* [Exercise]:
Copy each line that holds "SDTVAR".

*** Dataset entries

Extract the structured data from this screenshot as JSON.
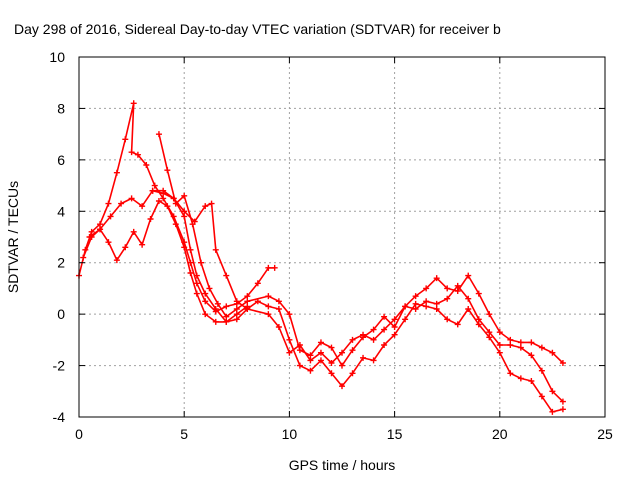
{
  "chart_data": {
    "type": "scatter",
    "marker": "plus",
    "title": "Day 298 of 2016, Sidereal Day-to-day VTEC variation (SDTVAR) for receiver b",
    "xlabel": "GPS time / hours",
    "ylabel": "SDTVAR / TECUs",
    "xlim": [
      0,
      25
    ],
    "ylim": [
      -4,
      10
    ],
    "xticks": [
      "0",
      "5",
      "10",
      "15",
      "20",
      "25"
    ],
    "yticks": [
      "-4",
      "-2",
      "0",
      "2",
      "4",
      "6",
      "8",
      "10"
    ],
    "grid": true,
    "colors": {
      "series": "#ff0000"
    },
    "series": [
      {
        "x": [
          0,
          0.3,
          0.6,
          1.0,
          1.4,
          1.8,
          2.2,
          2.6,
          2.5,
          2.8,
          3.2,
          3.6,
          4.0,
          4.5,
          5.0,
          5.3,
          5.6,
          6.0,
          6.5,
          7.0,
          7.5,
          8.0,
          8.5,
          9.0,
          9.3
        ],
        "y": [
          1.5,
          2.5,
          3.2,
          3.5,
          4.3,
          5.5,
          6.8,
          8.2,
          6.3,
          6.2,
          5.8,
          5.0,
          4.5,
          3.8,
          2.8,
          2.0,
          1.2,
          0.5,
          0.1,
          0.3,
          0.4,
          0.7,
          1.2,
          1.8,
          1.8
        ]
      },
      {
        "x": [
          0.2,
          0.6,
          1.0,
          1.4,
          1.8,
          2.2,
          2.6,
          3.0,
          3.4,
          3.8,
          4.2,
          4.6,
          5.0,
          5.3,
          5.6,
          6.0,
          6.5,
          7.0,
          7.5,
          8.0
        ],
        "y": [
          2.2,
          3.0,
          3.3,
          2.8,
          2.1,
          2.6,
          3.2,
          2.7,
          3.7,
          4.4,
          4.2,
          3.5,
          2.6,
          1.6,
          0.8,
          0.0,
          -0.3,
          -0.3,
          0.0,
          0.3
        ]
      },
      {
        "x": [
          0.5,
          1.0,
          1.5,
          2.0,
          2.5,
          3.0,
          3.5,
          4.0,
          4.5,
          5.0,
          5.5,
          6.0,
          6.3,
          6.5,
          7.0,
          7.5,
          8.0,
          9.0,
          9.5,
          10.0,
          10.5,
          11.0,
          11.5,
          12.0,
          12.5,
          13.0,
          13.5,
          14.0,
          14.5,
          15.0,
          15.5,
          16.0,
          16.5,
          17.0,
          17.5,
          18.0,
          18.5,
          19.0,
          19.5,
          20.0,
          20.5,
          21.0,
          21.5,
          22.0,
          22.5,
          23.0
        ],
        "y": [
          3.0,
          3.3,
          3.8,
          4.3,
          4.5,
          4.2,
          4.8,
          4.8,
          4.5,
          4.0,
          3.6,
          4.2,
          4.3,
          2.5,
          1.5,
          0.5,
          0.2,
          0.0,
          -0.5,
          -1.5,
          -1.2,
          -1.8,
          -1.5,
          -1.9,
          -1.5,
          -1.0,
          -0.8,
          -1.0,
          -0.6,
          -0.2,
          0.3,
          0.2,
          0.5,
          0.4,
          0.6,
          1.1,
          0.6,
          -0.2,
          -0.7,
          -1.2,
          -1.2,
          -1.3,
          -1.6,
          -2.2,
          -3.0,
          -3.4
        ]
      },
      {
        "x": [
          3.5,
          4.0,
          4.5,
          5.0,
          5.3,
          5.6,
          6.0,
          6.5,
          7.0,
          7.5,
          8.0,
          8.5,
          9.0,
          9.5,
          10.0,
          10.5,
          11.0,
          11.5,
          12.0,
          12.5,
          13.0,
          13.5,
          14.0,
          14.5,
          15.0,
          15.5,
          16.0,
          16.5,
          17.0,
          17.5,
          18.0,
          18.5,
          19.0,
          19.5,
          20.0,
          20.5,
          21.0,
          21.5,
          22.0,
          22.5,
          23.0
        ],
        "y": [
          4.8,
          4.7,
          4.5,
          3.8,
          2.5,
          1.5,
          0.8,
          0.2,
          -0.3,
          -0.2,
          0.2,
          0.5,
          0.3,
          0.2,
          -1.0,
          -2.0,
          -2.2,
          -1.8,
          -2.3,
          -2.8,
          -2.3,
          -1.7,
          -1.8,
          -1.2,
          -0.8,
          -0.2,
          0.4,
          0.3,
          0.2,
          -0.2,
          -0.4,
          0.2,
          -0.4,
          -0.9,
          -1.5,
          -2.3,
          -2.5,
          -2.6,
          -3.2,
          -3.8,
          -3.7
        ]
      },
      {
        "x": [
          3.8,
          4.2,
          4.6,
          5.0,
          5.4,
          5.8,
          6.2,
          6.6,
          7.0,
          7.5,
          8.0,
          9.0,
          9.5,
          10.0,
          10.5,
          11.0,
          11.5,
          12.0,
          12.5,
          13.0,
          13.5,
          14.0,
          14.5,
          15.0,
          15.5,
          16.0,
          16.5,
          17.0,
          17.5,
          18.0,
          18.5,
          19.0,
          19.5,
          20.0,
          20.5,
          21.0,
          21.5,
          22.0,
          22.5,
          23.0
        ],
        "y": [
          7.0,
          5.6,
          4.3,
          4.6,
          3.5,
          2.0,
          1.0,
          0.4,
          -0.1,
          0.2,
          0.5,
          0.7,
          0.5,
          0.0,
          -1.4,
          -1.6,
          -1.1,
          -1.3,
          -2.0,
          -1.4,
          -0.9,
          -0.6,
          -0.1,
          -0.5,
          0.3,
          0.7,
          1.0,
          1.4,
          1.0,
          0.9,
          1.5,
          0.8,
          0.0,
          -0.7,
          -1.0,
          -1.1,
          -1.1,
          -1.3,
          -1.5,
          -1.9
        ]
      }
    ]
  }
}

******

* [Answer for the task]:
    "title": "Day 298 of 2016, Sidereal Day-to-day VTEC variation (SDTVAR) for receiver b",
    "ylabel": "SDTVAR / TECUs",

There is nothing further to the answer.